▸ **Stored records**
((
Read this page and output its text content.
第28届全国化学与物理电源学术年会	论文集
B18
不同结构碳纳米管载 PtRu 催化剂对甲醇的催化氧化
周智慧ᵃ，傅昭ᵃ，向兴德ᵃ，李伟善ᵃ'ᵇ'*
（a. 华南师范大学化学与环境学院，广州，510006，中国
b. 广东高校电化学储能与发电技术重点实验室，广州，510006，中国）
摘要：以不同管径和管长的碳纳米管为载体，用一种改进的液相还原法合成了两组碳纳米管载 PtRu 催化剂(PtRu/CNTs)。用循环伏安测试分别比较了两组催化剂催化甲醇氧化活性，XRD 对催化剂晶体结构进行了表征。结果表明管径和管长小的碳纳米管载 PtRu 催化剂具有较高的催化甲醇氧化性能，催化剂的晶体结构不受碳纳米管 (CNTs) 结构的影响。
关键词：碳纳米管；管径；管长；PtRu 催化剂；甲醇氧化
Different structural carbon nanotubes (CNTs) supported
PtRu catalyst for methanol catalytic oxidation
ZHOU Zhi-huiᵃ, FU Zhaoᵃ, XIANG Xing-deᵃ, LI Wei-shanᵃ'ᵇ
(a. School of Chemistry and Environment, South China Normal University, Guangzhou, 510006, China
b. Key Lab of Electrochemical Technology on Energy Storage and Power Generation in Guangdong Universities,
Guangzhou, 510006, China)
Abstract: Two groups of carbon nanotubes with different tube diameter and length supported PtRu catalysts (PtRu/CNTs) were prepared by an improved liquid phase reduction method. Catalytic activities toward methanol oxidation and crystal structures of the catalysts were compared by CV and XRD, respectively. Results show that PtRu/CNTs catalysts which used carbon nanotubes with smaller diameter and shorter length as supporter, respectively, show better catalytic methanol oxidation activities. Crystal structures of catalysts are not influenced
))
▸ **To do**
Return the entries above exactly, each one complete.

▸ **Response for this exercise**
Read this page and output its text content.
第28届全国化学与物理电源学术年会	论文集
B18
不同结构碳纳米管载 PtRu 催化剂对甲醇的催化氧化
周智慧ᵃ，傅昭ᵃ，向兴德ᵃ，李伟善ᵃ'ᵇ'*
（a. 华南师范大学化学与环境学院，广州，510006，中国
b. 广东高校电化学储能与发电技术重点实验室，广州，510006，中国）
摘要：以不同管径和管长的碳纳米管为载体，用一种改进的液相还原法合成了两组碳纳米管载 PtRu 催化剂(PtRu/CNTs)。用循环伏安测试分别比较了两组催化剂催化甲醇氧化活性，XRD 对催化剂晶体结构进行了表征。结果表明管径和管长小的碳纳米管载 PtRu 催化剂具有较高的催化甲醇氧化性能，催化剂的晶体结构不受碳纳米管 (CNTs) 结构的影响。
关键词：碳纳米管；管径；管长；PtRu 催化剂；甲醇氧化
Different structural carbon nanotubes (CNTs) supported
PtRu catalyst for methanol catalytic oxidation
ZHOU Zhi-huiᵃ, FU Zhaoᵃ, XIANG Xing-deᵃ, LI Wei-shanᵃ'ᵇ
(a. School of Chemistry and Environment, South China Normal University, Guangzhou, 510006, China
b. Key Lab of Electrochemical Technology on Energy Storage and Power Generation in Guangdong Universities,
Guangzhou, 510006, China)
Abstract: Two groups of carbon nanotubes with different tube diameter and length supported PtRu catalysts (PtRu/CNTs) were prepared by an improved liquid phase reduction method. Catalytic activities toward methanol oxidation and crystal structures of the catalysts were compared by CV and XRD, respectively. Results show that PtRu/CNTs catalysts which used carbon nanotubes with smaller diameter and shorter length as supporter, respectively, show better catalytic methanol oxidation activities. Crystal structures of catalysts are not influenced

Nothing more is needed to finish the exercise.